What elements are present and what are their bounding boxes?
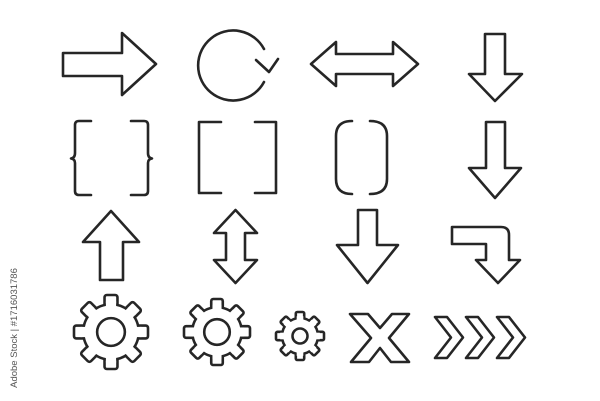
icon: down arrow 2	[469, 122, 521, 198]
icon: gear large	[74, 295, 148, 369]
icon: square brackets	[199, 122, 276, 193]
icon: X	[350, 314, 409, 362]
icon: down arrow 3	[337, 210, 398, 283]
icon: curly braces	[71, 121, 152, 195]
icon: bent arrow	[452, 227, 520, 283]
icon: gear medium	[184, 299, 250, 365]
icon: refresh circle	[198, 31, 278, 101]
icon: gear small	[276, 312, 324, 360]
icon: double arrow	[311, 42, 418, 86]
icon: up-down arrow	[214, 210, 257, 283]
watermark credit text: Adobe Stock | #1716031786	[9, 268, 20, 388]
icon: up arrow	[83, 211, 139, 280]
icon: triple chevrons	[435, 317, 525, 358]
icon: parentheses	[336, 121, 387, 194]
icon: right arrow	[63, 33, 156, 95]
icon: down arrow 1	[469, 34, 522, 101]
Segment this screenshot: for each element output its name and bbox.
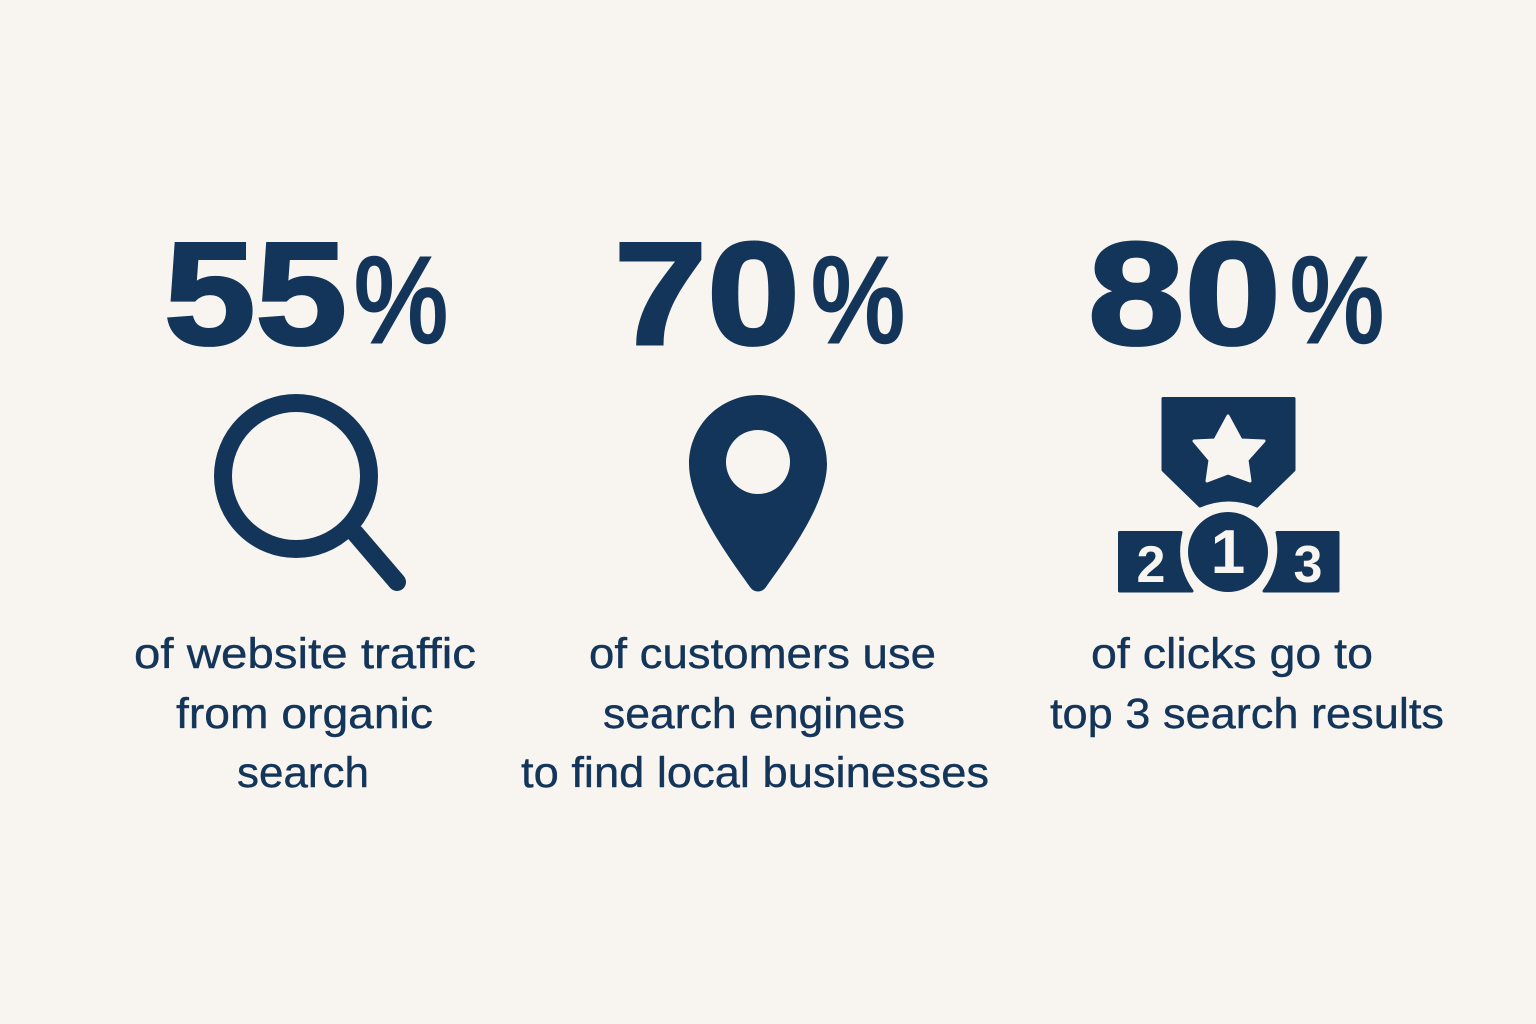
- caption: local businesses: [521, 630, 989, 797]
- stat: 80%: [1088, 212, 1384, 375]
- caption: local businesses: to find local businesses: [521, 749, 989, 797]
- caption: website traffic: search: [237, 749, 369, 797]
- stat: 70%: %: [811, 232, 905, 368]
- caption: top search results: [1050, 630, 1444, 738]
- caption: local businesses: of customers use: [589, 630, 936, 678]
- caption: website traffic: from organic: [176, 690, 433, 738]
- podium second place: 2: [1137, 536, 1165, 594]
- caption: website traffic: of website traffic: [134, 630, 476, 678]
- stat: 80%: 80: [1088, 212, 1281, 375]
- icon: location pin: [689, 395, 827, 592]
- stat: 70%: 70: [614, 212, 800, 375]
- icon: magnifying glass: [223, 403, 397, 582]
- medal first place: 1: [1211, 518, 1245, 587]
- panel: local search statistic: [521, 212, 989, 797]
- podium second place: [1120, 532, 1192, 594]
- caption: website traffic: [134, 630, 476, 797]
- podium third place: 3: [1294, 536, 1322, 594]
- medal first place: [1188, 512, 1268, 592]
- stat: 55%: 55: [164, 212, 347, 375]
- stat: 70%: [614, 212, 905, 375]
- caption: top search results: of clicks go to: [1091, 630, 1373, 678]
- stat: 80%: %: [1290, 232, 1384, 368]
- caption: local businesses: search engines: [603, 690, 905, 738]
- stat: 55%: [164, 212, 448, 375]
- icon: medal and podium: [1120, 398, 1338, 594]
- panel: organic search statistic: [134, 212, 476, 797]
- stat: 55%: %: [354, 232, 448, 368]
- panel: top results statistic: [1050, 212, 1444, 738]
- shield with star: [1163, 398, 1294, 506]
- caption: top search results: top 3 search results: [1050, 690, 1444, 738]
- podium third place: [1264, 532, 1338, 594]
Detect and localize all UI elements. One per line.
....
SHORT TASK → From the items above, pick out and copy each line that contains the string "organic". Case counts.

SOLUTION TO THIS EXERCISE →
- caption: website traffic: from organic: [176, 690, 433, 738]
- panel: organic search statistic: [134, 212, 476, 797]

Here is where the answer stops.